## Begin ITEMS
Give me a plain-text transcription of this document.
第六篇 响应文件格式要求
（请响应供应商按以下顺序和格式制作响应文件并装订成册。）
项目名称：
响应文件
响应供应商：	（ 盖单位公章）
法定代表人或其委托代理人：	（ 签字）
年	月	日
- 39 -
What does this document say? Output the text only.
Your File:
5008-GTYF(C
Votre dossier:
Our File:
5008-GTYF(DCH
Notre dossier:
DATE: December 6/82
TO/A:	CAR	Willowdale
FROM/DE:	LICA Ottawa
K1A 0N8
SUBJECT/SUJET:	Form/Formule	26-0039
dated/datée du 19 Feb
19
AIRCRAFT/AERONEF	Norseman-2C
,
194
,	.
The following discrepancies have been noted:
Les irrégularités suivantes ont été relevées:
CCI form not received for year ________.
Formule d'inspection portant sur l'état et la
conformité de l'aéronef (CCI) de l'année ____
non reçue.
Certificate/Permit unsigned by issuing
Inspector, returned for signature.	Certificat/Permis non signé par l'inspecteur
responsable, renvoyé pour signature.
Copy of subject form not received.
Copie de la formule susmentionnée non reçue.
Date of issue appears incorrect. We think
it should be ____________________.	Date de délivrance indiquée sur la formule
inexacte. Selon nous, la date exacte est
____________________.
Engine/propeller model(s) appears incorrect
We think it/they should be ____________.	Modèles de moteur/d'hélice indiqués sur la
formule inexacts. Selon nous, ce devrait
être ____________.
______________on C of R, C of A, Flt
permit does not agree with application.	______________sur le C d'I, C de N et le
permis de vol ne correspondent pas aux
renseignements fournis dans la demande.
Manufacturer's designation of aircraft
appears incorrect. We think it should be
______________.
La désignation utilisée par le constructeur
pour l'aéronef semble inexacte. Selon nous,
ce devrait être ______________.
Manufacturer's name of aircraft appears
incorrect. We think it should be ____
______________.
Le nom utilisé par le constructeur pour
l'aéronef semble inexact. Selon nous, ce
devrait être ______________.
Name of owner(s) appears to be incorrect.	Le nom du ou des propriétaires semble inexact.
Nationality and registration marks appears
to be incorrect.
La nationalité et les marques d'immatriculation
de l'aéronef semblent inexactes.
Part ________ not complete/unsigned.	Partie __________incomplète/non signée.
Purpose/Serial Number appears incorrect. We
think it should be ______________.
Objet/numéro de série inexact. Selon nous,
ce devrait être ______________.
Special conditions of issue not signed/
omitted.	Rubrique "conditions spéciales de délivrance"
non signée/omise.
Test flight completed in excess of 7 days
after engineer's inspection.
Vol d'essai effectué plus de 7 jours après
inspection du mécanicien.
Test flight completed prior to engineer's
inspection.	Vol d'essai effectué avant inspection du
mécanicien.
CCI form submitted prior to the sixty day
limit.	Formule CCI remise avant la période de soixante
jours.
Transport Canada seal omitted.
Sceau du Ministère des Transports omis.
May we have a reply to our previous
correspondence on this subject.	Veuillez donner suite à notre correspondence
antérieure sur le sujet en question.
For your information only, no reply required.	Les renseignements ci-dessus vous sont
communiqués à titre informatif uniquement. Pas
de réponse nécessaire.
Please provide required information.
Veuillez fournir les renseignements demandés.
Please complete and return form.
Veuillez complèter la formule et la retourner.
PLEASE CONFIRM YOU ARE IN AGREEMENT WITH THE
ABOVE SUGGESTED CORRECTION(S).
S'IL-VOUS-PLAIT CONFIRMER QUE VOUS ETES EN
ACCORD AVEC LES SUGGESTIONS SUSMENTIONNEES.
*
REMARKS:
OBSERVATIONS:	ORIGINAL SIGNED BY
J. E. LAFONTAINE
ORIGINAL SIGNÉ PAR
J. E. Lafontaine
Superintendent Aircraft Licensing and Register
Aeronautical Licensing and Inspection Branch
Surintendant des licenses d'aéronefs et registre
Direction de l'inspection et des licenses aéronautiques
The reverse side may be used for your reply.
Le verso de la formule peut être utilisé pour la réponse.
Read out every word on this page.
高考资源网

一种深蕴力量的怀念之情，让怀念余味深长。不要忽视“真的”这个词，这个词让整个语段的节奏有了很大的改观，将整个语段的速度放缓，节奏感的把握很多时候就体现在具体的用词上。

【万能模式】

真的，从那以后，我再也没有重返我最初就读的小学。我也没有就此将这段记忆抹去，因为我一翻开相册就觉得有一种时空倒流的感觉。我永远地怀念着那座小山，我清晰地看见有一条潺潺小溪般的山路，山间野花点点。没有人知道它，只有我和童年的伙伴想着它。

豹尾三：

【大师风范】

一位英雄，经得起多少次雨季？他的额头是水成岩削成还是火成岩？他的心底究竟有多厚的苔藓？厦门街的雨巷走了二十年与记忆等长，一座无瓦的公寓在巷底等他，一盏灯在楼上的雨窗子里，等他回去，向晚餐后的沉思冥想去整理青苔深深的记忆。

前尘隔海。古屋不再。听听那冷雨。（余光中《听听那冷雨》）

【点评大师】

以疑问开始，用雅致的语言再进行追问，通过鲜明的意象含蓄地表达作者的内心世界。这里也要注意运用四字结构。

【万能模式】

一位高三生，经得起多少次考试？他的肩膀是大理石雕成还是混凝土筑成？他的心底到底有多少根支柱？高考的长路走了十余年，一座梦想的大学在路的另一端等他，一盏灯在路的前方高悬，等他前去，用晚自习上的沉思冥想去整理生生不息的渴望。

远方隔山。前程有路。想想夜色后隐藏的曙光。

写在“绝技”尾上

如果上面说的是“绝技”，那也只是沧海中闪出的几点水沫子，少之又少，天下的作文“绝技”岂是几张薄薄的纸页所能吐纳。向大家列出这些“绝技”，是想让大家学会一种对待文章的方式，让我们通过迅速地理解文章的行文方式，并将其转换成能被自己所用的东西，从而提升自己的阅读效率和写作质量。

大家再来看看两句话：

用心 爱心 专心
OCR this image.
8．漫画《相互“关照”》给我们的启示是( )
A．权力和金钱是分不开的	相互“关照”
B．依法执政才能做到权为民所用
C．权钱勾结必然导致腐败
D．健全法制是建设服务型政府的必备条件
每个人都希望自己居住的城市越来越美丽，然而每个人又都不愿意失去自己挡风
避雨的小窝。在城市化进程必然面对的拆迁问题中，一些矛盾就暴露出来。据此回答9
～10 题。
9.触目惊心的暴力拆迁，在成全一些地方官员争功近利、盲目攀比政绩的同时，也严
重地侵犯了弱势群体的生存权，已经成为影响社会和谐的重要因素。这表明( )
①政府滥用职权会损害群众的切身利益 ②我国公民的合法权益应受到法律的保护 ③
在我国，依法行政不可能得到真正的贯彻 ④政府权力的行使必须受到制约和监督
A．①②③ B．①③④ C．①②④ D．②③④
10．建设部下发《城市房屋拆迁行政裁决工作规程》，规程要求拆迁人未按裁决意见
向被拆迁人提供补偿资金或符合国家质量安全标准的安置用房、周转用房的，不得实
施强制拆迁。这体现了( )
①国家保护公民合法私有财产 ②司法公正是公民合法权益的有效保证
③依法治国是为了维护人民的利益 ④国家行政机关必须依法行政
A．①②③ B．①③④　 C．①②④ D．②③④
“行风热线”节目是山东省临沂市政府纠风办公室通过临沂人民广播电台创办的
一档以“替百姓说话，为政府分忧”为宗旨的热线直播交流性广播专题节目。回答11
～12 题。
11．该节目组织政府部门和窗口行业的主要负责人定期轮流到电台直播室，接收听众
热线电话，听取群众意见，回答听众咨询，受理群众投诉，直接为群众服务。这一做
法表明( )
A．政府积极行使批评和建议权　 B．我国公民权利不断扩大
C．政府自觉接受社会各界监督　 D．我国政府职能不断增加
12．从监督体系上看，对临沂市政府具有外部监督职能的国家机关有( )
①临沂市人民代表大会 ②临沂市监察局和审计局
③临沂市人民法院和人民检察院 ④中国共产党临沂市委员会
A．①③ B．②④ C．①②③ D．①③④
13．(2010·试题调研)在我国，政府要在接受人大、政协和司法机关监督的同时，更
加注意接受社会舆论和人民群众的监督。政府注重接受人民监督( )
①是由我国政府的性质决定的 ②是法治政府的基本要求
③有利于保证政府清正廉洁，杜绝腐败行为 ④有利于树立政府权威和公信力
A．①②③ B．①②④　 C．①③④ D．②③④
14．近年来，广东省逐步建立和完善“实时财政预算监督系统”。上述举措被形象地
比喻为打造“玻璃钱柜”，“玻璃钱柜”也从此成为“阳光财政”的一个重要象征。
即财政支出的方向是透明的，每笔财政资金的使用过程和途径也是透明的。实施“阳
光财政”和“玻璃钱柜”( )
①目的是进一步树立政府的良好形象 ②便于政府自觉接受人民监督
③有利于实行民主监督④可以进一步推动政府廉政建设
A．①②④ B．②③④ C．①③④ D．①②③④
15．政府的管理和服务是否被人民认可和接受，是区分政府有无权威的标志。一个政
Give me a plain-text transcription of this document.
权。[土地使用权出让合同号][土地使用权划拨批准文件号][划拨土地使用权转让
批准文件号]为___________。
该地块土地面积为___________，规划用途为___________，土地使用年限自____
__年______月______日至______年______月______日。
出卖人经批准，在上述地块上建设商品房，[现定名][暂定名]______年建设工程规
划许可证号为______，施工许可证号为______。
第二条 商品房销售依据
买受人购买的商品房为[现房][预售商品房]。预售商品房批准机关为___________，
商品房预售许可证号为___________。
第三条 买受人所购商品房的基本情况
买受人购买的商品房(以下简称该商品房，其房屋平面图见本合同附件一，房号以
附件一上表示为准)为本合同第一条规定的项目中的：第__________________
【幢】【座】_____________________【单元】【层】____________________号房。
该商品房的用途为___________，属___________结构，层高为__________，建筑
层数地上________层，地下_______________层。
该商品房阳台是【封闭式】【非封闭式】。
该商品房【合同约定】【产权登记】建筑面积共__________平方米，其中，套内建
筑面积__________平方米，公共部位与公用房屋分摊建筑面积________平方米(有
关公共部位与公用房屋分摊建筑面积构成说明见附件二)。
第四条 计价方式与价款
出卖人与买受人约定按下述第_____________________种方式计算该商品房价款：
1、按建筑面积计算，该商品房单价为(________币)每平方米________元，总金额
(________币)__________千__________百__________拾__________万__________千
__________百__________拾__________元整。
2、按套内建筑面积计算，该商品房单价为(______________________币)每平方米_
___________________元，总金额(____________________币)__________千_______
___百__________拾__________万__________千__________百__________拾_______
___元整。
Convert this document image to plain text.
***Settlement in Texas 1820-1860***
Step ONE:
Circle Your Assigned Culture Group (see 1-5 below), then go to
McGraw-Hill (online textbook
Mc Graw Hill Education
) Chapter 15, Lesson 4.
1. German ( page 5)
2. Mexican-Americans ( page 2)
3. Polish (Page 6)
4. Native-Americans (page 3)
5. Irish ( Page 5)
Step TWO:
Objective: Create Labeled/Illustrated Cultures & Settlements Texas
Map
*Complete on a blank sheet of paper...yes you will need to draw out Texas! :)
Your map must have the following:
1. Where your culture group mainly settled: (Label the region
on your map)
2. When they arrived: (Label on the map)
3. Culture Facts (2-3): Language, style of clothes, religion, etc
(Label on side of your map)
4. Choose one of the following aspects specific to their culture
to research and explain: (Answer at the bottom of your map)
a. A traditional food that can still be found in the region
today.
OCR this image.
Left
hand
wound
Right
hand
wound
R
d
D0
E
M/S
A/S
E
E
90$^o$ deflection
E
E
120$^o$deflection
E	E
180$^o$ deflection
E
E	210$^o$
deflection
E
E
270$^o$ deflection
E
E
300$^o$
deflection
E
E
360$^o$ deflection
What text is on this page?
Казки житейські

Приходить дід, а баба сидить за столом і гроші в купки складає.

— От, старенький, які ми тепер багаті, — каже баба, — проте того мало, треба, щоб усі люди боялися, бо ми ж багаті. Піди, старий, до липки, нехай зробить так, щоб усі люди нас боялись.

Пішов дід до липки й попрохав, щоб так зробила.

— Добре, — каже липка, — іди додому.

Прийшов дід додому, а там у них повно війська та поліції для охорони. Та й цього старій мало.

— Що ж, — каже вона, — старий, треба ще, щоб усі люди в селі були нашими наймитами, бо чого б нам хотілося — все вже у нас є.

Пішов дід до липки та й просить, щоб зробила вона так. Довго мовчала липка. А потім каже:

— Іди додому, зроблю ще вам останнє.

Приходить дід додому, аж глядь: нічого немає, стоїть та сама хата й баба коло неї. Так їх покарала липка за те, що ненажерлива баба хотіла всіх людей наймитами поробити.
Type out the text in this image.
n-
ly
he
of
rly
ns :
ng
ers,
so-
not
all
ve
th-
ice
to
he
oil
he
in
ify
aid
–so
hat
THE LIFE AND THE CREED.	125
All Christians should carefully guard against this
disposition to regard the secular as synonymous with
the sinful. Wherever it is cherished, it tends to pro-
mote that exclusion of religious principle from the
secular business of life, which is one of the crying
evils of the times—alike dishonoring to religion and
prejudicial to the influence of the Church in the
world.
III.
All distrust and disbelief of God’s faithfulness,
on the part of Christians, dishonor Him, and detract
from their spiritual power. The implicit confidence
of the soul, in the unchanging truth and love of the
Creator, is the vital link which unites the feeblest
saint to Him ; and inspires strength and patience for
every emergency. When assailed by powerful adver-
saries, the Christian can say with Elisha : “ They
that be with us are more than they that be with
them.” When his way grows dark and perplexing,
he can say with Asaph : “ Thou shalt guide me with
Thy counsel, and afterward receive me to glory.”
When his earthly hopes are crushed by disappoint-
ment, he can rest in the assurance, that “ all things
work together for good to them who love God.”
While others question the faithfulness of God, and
## End ITEMS
EXERCISE AIM. Leave out every line without the string "Test" and copy the rest.

RESPONSE TO THE EXERCISE.
Test flight completed in excess of 7 days
Test flight completed prior to engineer's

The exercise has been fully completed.